» Exercise brief: Provide the number of lines containing the word "required", and nothing else.

Rows from a dataset:
Begin

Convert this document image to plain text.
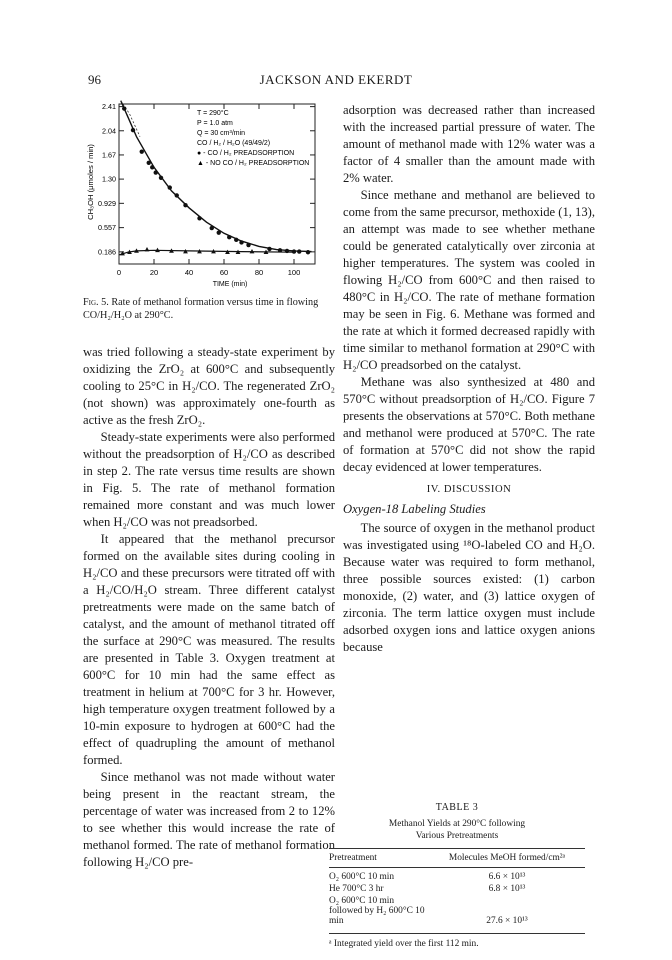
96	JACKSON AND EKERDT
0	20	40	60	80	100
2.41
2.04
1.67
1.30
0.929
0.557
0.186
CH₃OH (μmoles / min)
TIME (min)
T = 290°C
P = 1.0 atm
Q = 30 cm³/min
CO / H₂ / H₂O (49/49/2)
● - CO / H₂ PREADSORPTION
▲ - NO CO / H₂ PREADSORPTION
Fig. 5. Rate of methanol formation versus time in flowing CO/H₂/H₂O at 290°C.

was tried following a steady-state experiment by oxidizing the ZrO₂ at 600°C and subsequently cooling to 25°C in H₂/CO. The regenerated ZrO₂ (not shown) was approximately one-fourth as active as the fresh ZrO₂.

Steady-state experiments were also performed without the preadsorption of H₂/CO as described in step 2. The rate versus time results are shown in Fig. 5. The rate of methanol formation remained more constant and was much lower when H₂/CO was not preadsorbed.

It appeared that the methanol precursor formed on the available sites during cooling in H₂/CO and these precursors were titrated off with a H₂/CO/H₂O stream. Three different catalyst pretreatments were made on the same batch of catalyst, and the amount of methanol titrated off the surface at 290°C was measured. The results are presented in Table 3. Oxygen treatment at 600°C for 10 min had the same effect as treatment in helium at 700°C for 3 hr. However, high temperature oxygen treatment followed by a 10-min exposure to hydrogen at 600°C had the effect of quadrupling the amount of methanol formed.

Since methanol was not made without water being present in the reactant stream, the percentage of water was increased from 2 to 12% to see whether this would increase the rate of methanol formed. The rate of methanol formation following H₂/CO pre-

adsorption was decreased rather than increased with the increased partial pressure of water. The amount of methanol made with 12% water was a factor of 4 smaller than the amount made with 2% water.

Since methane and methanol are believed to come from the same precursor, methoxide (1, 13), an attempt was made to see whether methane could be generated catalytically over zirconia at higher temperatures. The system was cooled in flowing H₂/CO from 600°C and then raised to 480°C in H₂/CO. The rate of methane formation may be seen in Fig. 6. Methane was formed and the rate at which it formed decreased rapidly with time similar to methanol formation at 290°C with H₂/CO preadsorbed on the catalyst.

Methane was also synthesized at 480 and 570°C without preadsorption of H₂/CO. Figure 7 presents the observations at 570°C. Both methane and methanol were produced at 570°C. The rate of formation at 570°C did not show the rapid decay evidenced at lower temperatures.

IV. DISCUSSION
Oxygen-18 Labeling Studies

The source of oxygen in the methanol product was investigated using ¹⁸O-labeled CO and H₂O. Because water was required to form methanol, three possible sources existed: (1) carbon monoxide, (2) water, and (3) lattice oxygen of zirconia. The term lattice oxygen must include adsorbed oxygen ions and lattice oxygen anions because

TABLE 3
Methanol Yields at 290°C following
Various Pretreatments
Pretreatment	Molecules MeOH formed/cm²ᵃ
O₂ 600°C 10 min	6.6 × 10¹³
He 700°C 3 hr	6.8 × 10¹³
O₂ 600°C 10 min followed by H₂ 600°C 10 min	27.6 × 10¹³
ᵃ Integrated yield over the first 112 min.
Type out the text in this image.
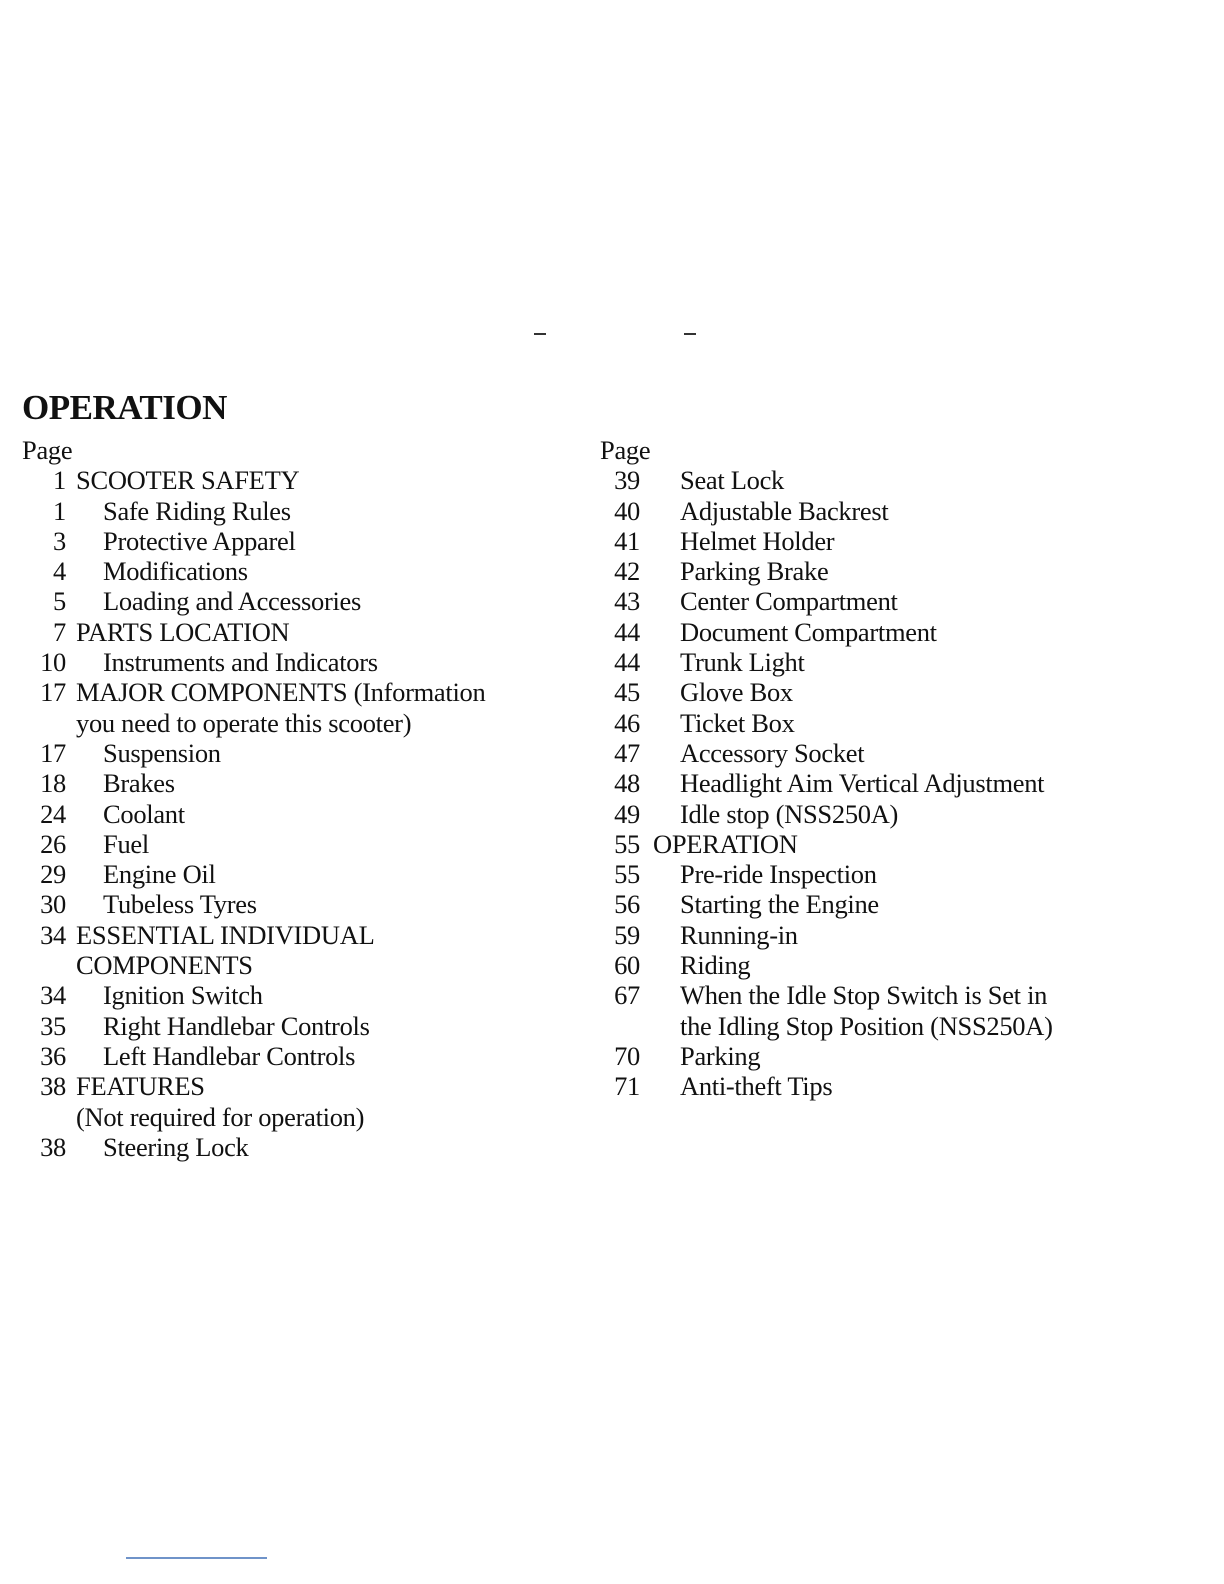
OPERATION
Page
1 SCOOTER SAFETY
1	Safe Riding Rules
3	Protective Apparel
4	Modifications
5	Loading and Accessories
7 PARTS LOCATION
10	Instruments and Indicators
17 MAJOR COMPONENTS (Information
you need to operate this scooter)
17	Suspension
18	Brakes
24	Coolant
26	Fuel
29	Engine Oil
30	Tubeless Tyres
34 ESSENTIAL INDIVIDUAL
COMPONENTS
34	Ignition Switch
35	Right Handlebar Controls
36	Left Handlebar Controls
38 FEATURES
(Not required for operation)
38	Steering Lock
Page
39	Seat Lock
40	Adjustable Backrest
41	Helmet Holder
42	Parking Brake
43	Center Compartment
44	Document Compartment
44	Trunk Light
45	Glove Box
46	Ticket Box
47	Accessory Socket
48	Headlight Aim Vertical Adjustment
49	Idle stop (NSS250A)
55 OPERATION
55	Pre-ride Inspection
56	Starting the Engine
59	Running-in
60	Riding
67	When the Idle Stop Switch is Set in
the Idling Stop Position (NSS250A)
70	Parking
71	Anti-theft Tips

End

» Result of the exercise: 2